▶ Problem to solve
Identify every line in the records below that contains the word "fonación", and reproduce each one.

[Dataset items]
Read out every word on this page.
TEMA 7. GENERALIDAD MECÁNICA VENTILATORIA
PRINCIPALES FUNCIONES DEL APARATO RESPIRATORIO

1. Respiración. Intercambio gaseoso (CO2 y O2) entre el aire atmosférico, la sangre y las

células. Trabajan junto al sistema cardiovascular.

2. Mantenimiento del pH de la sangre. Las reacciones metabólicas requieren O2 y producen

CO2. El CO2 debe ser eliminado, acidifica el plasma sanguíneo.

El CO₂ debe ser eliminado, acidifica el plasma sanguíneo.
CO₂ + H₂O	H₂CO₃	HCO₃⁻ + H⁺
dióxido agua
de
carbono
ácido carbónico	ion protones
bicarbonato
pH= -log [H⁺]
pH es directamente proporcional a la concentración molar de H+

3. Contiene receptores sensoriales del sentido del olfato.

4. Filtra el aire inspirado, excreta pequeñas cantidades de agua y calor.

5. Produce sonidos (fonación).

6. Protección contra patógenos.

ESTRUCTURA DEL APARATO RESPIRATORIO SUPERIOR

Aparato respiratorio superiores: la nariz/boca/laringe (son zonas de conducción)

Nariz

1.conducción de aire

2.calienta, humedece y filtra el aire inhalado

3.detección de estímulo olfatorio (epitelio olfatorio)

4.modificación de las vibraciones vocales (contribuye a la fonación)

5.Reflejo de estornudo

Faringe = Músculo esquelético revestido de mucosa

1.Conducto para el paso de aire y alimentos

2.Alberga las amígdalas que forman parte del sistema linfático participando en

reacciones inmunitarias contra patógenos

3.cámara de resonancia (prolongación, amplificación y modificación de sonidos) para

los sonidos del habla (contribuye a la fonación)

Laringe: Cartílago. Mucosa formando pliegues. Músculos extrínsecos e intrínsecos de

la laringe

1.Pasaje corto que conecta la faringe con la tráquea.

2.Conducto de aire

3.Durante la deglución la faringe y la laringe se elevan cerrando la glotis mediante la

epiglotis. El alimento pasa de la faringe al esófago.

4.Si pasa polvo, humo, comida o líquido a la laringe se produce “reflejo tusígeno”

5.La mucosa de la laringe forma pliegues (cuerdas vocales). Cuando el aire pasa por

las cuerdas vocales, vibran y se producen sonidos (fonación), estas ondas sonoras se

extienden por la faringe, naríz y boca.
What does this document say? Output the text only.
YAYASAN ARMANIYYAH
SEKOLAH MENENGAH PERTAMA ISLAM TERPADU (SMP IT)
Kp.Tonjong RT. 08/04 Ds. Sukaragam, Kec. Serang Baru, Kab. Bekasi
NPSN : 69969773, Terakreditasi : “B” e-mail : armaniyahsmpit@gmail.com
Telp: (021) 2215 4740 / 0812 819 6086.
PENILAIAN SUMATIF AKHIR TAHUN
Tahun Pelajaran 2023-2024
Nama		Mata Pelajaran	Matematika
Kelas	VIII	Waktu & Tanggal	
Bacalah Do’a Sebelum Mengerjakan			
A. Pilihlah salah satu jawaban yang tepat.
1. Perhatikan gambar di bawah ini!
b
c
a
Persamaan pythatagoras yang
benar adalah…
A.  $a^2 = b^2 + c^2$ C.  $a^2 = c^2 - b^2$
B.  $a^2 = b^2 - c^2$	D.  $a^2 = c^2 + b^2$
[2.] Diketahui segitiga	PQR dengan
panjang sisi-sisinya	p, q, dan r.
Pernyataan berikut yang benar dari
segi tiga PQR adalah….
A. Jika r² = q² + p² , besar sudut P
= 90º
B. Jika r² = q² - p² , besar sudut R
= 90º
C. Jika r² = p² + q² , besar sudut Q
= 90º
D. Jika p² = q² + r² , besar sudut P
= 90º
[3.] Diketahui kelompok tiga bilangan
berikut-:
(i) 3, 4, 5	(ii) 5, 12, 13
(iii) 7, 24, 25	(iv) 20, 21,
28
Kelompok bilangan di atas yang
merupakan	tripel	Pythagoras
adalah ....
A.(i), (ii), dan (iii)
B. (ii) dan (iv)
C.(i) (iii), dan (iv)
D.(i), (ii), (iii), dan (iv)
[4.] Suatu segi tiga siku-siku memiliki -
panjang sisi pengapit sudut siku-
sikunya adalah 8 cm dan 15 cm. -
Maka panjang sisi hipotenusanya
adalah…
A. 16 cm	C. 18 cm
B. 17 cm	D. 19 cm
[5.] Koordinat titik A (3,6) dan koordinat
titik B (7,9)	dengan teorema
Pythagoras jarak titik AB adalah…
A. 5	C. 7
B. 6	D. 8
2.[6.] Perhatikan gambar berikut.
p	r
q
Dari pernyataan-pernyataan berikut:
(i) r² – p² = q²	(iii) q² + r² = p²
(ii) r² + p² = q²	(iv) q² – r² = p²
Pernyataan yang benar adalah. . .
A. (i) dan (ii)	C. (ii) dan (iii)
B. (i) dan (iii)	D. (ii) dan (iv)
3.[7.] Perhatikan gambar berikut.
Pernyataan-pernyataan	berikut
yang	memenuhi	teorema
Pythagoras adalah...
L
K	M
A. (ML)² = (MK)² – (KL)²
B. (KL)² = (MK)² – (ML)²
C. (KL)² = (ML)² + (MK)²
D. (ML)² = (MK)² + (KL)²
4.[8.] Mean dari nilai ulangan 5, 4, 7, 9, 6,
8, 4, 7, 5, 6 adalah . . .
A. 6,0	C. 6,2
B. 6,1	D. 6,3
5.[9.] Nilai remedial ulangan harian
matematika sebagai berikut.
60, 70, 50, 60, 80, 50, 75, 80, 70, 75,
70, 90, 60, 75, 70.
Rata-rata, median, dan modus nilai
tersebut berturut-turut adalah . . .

▶ Output for this task
5. Produce sonidos (fonación).
4.modificación de las vibraciones vocales (contribuye a la fonación)
los sonidos del habla (contribuye a la fonación)
las cuerdas vocales, vibran y se producen sonidos (fonación), estas ondas sonoras se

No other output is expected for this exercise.